◆ WHAT YOU WILL DO ◆
Copy out all the lines where "this" shows up.

◆ DATA SECTION ◆

__________

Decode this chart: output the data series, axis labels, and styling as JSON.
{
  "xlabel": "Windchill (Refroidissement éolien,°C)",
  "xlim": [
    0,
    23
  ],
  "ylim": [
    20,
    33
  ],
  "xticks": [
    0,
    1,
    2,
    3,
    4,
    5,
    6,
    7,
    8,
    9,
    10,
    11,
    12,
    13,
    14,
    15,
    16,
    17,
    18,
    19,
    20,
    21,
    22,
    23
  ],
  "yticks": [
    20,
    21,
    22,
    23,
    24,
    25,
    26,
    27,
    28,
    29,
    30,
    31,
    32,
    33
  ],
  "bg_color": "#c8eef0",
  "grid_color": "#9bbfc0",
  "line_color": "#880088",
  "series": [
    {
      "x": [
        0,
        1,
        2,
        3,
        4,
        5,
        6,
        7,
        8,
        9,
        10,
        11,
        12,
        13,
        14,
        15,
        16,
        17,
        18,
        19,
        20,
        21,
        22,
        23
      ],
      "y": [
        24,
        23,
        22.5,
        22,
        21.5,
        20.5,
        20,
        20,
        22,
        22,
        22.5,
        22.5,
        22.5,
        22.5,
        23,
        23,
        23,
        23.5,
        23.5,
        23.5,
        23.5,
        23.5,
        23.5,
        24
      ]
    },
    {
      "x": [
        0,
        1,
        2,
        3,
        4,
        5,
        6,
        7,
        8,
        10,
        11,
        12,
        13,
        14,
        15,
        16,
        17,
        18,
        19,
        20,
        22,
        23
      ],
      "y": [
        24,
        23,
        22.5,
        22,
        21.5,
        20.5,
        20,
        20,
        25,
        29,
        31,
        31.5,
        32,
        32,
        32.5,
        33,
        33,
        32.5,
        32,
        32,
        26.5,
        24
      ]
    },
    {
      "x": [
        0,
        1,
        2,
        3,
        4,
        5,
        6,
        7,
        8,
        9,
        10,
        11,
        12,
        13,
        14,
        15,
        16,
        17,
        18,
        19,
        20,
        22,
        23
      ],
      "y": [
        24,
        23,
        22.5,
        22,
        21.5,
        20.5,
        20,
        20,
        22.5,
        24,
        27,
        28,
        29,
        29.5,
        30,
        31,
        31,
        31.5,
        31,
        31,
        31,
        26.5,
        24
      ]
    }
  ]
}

__________

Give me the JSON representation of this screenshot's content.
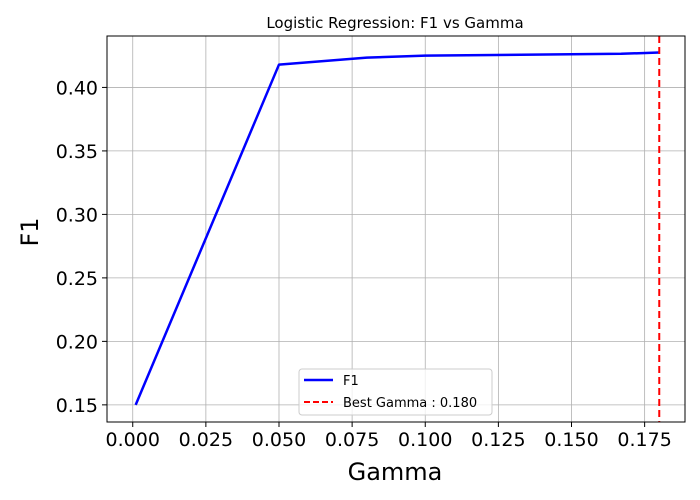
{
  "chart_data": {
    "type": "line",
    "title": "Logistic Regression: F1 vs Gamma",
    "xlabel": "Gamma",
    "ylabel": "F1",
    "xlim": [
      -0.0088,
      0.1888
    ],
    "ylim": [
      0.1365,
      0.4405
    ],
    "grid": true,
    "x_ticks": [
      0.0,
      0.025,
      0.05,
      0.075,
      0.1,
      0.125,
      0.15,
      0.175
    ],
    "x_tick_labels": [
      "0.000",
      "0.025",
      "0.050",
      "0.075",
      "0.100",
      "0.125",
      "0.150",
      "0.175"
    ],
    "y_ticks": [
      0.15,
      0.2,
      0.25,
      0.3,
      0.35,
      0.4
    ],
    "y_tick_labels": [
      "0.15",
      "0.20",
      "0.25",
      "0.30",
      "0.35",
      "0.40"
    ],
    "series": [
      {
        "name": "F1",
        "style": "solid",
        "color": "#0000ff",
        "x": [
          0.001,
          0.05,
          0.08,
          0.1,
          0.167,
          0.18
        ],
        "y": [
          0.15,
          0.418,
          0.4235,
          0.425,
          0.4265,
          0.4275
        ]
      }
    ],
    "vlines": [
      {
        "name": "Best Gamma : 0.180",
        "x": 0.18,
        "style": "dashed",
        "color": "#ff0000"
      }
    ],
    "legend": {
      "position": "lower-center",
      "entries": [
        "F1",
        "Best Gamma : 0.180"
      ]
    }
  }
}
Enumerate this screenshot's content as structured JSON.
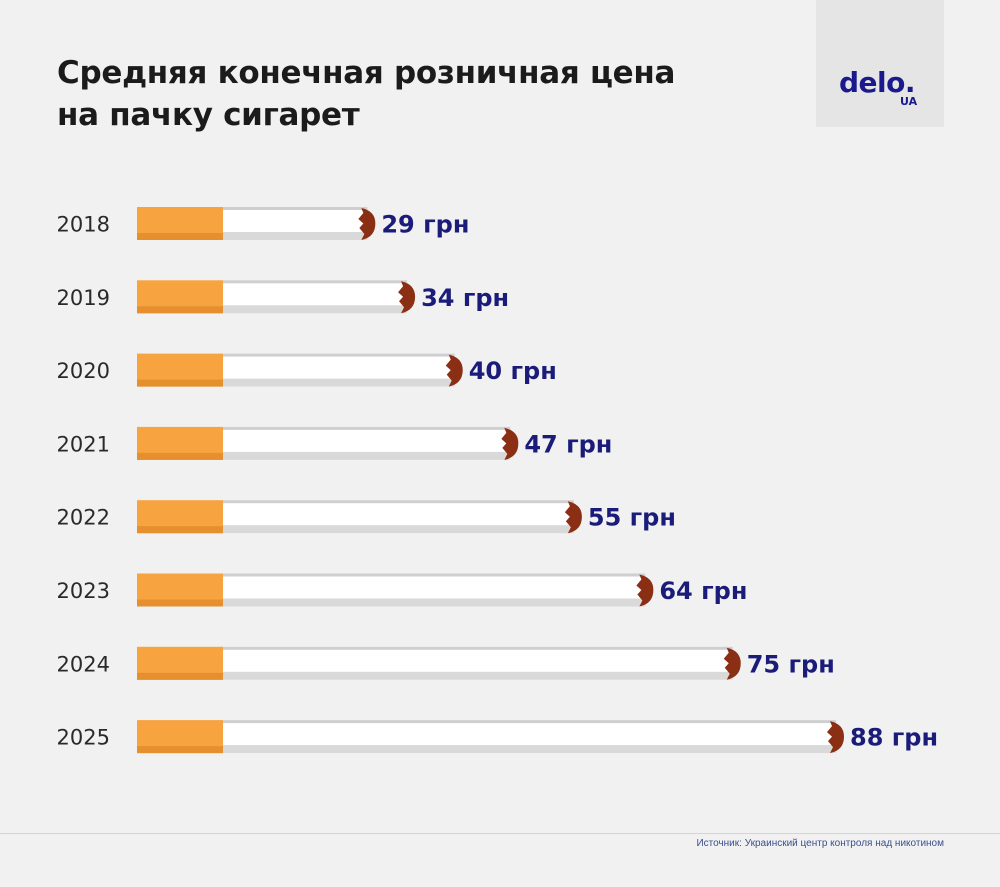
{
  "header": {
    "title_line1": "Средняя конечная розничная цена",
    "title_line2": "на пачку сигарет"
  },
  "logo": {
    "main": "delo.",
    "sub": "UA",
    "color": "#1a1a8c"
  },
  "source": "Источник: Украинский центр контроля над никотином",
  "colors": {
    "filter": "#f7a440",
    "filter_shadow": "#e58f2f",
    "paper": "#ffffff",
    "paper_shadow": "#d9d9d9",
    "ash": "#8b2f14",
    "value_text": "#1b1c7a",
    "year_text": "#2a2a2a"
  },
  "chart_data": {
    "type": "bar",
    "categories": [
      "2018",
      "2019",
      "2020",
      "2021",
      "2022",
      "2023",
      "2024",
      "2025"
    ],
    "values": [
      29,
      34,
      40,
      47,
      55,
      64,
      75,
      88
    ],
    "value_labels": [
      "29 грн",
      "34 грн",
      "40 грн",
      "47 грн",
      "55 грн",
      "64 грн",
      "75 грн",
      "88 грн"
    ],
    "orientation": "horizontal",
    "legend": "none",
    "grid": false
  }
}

__________

◆ REPLY ◆
Decode this chart: output the data series, axis labels, and styling as JSON.
Give me the JSON representation of this screenshot's content.
Enumerate this screenshot's content as structured JSON.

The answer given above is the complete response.